● **RECORDS SHOWN**
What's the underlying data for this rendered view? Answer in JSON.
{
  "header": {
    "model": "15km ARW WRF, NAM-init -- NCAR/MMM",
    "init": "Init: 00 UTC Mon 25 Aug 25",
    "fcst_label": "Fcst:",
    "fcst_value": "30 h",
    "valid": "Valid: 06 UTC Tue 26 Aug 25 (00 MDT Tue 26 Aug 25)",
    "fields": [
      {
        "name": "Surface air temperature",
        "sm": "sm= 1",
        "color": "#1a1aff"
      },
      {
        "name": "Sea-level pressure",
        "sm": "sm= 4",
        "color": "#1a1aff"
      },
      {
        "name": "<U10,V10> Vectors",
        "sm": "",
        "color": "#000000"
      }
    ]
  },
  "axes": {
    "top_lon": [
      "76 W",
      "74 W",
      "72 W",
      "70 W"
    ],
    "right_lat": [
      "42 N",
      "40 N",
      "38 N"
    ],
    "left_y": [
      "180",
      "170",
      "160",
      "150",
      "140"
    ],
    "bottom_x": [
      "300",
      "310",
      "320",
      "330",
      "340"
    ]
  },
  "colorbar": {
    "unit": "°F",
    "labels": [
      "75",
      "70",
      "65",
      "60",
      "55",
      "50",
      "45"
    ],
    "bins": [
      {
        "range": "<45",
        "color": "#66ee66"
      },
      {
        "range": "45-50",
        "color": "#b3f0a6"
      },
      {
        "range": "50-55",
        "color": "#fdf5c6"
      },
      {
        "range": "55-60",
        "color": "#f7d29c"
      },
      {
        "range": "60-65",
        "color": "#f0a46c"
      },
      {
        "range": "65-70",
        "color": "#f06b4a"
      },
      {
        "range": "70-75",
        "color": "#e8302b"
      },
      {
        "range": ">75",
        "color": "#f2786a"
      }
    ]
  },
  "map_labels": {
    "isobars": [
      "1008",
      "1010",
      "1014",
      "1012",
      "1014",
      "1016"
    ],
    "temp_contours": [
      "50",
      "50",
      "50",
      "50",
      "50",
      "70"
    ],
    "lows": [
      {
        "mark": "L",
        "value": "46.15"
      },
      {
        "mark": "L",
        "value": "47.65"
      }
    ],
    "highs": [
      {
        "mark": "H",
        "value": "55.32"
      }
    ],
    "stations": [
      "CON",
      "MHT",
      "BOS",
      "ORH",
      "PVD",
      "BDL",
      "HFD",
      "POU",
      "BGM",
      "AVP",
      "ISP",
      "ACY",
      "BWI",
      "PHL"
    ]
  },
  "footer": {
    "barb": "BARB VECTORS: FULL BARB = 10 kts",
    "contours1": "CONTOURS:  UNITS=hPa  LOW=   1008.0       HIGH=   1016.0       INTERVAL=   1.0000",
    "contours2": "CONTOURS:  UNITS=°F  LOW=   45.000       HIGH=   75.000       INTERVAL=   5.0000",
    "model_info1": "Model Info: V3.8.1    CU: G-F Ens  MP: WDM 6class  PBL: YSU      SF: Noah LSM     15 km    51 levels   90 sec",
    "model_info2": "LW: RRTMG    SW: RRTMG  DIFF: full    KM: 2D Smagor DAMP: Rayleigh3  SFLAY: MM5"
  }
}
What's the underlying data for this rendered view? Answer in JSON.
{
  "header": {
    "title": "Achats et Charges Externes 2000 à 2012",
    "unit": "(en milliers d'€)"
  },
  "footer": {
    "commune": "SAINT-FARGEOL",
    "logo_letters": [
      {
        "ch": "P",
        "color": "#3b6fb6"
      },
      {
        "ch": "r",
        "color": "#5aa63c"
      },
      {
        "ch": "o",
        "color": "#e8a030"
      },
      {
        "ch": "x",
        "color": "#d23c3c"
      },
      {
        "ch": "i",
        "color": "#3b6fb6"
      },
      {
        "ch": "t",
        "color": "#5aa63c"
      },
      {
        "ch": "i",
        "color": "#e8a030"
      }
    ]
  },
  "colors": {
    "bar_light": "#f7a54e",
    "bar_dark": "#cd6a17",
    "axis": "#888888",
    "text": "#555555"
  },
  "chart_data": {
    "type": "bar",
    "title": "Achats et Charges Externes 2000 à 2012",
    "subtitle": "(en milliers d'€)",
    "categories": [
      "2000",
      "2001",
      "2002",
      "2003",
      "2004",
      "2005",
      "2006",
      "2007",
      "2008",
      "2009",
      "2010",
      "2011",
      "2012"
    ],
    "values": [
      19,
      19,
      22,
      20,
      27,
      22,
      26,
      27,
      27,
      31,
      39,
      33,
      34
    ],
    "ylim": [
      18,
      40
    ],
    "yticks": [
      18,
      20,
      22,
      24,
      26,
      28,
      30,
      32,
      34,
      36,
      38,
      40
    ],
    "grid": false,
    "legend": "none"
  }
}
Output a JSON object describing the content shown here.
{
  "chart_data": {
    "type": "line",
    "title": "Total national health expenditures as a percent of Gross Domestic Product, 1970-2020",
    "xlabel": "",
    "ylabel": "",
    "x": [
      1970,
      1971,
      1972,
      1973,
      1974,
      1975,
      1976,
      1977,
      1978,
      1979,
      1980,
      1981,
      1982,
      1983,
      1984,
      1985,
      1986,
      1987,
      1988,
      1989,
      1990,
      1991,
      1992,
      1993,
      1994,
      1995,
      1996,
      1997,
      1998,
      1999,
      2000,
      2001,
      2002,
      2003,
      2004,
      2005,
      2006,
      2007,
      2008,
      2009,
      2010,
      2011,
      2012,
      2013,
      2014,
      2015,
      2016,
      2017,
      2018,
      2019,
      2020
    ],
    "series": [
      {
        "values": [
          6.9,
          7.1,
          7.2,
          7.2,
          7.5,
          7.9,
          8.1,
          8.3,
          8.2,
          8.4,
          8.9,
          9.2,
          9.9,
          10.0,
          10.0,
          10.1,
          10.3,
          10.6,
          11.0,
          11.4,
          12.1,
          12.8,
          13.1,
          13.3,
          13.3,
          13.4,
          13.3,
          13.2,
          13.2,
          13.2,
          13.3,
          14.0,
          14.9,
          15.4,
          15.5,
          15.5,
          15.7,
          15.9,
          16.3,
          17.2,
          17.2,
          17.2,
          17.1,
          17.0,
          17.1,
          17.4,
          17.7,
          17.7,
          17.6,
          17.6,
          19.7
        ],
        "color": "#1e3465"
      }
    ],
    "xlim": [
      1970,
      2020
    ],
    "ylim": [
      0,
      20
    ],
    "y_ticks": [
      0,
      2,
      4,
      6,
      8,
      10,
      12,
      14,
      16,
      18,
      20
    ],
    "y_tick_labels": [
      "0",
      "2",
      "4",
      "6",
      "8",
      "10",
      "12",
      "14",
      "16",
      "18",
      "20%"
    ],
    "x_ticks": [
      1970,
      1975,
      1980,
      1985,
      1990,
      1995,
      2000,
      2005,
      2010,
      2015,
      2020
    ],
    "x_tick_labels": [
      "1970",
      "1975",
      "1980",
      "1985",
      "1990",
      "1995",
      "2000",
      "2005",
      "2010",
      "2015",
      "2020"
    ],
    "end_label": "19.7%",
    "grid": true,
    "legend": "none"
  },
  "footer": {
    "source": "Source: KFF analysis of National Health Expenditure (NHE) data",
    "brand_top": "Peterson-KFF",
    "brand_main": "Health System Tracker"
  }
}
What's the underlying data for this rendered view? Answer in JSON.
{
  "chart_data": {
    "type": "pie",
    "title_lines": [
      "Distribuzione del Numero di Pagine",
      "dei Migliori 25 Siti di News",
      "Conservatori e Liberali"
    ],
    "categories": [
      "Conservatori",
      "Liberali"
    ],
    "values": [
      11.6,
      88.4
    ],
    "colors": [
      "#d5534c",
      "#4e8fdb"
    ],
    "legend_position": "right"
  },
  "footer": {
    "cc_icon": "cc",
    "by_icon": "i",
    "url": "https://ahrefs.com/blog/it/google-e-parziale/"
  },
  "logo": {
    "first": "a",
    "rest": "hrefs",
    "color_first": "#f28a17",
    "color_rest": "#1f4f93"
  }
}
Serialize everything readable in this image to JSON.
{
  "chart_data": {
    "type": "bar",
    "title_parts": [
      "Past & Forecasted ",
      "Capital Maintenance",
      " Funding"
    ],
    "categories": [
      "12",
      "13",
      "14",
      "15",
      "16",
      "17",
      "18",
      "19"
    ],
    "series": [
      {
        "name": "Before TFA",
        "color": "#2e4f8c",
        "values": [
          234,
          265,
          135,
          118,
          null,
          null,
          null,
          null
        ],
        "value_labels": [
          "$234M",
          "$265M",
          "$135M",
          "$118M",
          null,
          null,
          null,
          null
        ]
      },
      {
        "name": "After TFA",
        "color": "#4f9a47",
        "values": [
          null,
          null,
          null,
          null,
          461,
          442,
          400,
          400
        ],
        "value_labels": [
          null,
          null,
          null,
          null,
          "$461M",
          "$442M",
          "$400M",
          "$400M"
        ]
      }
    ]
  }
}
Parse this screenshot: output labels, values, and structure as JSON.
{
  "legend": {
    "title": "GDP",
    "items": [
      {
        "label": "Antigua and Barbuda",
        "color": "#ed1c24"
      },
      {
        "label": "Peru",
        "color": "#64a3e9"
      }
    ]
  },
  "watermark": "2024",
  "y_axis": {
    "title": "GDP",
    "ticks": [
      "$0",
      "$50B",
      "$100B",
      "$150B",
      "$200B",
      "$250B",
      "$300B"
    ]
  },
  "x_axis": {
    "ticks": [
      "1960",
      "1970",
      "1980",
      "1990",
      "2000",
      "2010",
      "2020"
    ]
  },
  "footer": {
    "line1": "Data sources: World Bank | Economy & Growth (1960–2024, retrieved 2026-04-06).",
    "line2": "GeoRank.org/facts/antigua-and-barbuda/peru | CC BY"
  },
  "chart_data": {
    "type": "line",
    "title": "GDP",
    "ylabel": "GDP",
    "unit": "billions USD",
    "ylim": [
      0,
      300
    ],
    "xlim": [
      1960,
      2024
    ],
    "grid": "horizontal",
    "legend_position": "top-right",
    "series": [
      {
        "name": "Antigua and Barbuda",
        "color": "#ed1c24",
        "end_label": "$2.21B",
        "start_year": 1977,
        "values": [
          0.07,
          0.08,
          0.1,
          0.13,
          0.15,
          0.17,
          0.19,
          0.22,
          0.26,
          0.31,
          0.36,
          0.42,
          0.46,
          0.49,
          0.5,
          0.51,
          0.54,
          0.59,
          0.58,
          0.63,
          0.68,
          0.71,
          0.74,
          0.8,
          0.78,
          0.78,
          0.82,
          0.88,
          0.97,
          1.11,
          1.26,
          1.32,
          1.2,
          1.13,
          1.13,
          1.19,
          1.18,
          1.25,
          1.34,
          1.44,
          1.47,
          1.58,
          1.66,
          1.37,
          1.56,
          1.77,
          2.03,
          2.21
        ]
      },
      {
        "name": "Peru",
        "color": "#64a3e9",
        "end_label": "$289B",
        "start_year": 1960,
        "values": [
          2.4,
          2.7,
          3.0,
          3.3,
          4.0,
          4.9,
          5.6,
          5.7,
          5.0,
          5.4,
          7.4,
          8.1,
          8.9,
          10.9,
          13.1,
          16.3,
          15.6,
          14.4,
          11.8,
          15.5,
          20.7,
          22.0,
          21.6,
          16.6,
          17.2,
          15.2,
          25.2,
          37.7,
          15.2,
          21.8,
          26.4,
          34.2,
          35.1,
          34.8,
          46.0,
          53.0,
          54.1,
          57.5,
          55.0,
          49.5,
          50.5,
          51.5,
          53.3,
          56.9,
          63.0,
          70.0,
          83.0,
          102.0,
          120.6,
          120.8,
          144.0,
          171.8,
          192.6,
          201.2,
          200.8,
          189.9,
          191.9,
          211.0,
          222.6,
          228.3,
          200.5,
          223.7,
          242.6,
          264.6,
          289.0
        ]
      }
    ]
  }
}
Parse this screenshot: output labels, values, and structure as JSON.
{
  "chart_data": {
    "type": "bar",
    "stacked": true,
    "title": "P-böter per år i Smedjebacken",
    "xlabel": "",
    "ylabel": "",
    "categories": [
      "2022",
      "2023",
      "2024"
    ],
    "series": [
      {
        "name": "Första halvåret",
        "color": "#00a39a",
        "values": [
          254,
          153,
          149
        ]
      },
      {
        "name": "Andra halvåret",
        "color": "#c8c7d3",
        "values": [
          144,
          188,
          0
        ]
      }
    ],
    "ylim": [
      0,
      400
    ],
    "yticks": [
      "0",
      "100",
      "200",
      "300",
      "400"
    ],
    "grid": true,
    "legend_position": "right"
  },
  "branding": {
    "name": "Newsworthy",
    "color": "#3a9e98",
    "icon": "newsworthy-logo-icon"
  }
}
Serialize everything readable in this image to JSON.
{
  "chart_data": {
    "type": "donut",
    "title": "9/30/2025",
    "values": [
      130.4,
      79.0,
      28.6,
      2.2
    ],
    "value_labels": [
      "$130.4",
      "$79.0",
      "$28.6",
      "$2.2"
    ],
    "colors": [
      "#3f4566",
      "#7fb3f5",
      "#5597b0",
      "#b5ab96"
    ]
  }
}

● **GIVEN TASK**
Scan the listing above for the word "milliers" and copy every line that holds it.

● **EXERCISE OUTPUT**
    "unit": "(en milliers d'€)"
    "subtitle": "(en milliers d'€)",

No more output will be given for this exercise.